** START OF Records to use **

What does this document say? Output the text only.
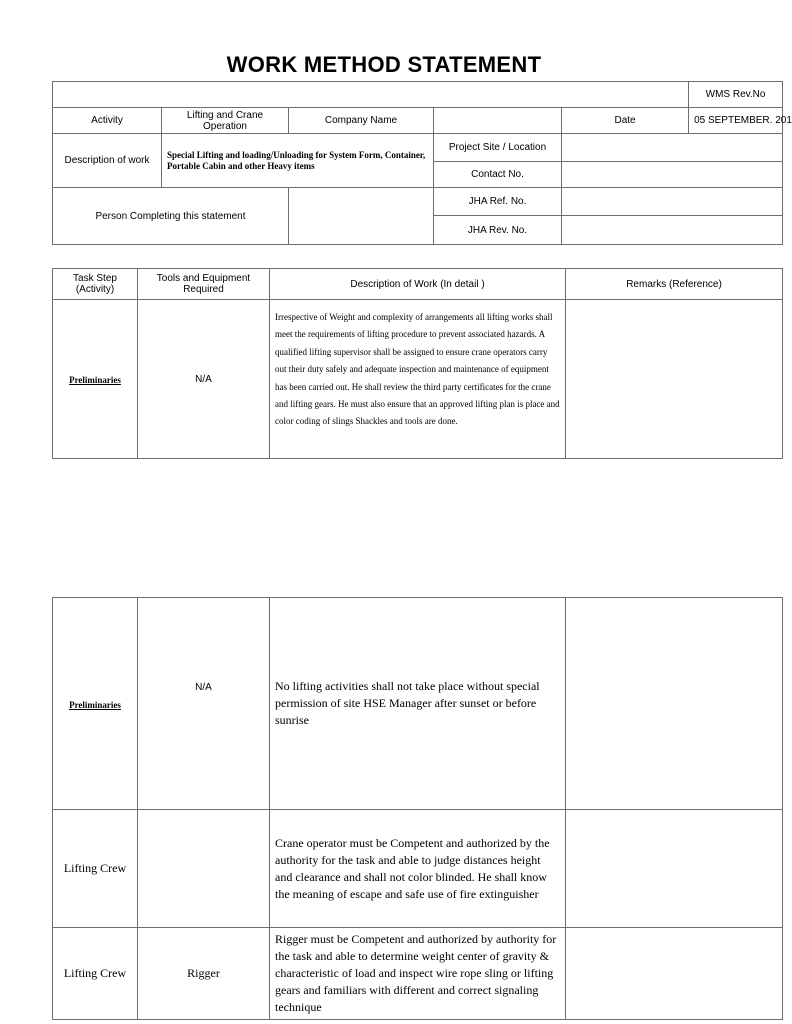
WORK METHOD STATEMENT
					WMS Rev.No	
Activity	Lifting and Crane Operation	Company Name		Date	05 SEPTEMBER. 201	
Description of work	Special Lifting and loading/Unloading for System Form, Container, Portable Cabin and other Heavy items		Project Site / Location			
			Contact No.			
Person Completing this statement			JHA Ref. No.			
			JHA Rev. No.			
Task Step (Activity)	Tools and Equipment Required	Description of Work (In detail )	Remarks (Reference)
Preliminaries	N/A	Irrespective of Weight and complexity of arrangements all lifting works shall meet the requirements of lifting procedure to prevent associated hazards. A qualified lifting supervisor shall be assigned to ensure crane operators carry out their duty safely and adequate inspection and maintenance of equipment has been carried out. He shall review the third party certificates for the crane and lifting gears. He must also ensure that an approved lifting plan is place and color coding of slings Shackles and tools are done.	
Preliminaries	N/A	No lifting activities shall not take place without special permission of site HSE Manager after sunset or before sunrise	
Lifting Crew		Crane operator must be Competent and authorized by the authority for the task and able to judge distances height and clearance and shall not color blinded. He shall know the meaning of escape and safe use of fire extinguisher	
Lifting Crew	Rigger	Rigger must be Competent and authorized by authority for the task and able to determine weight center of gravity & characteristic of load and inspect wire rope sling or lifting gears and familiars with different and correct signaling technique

** END OF Records to use **

◆ **Work instructions**
Where does the word "Activity" appear? Return each line that holds it.

◆ **Result**
Activity	Lifting and Crane Operation	Company Name		Date	05 SEPTEMBER. 201	
Task Step (Activity)	Tools and Equipment Required	Description of Work (In detail )	Remarks (Reference)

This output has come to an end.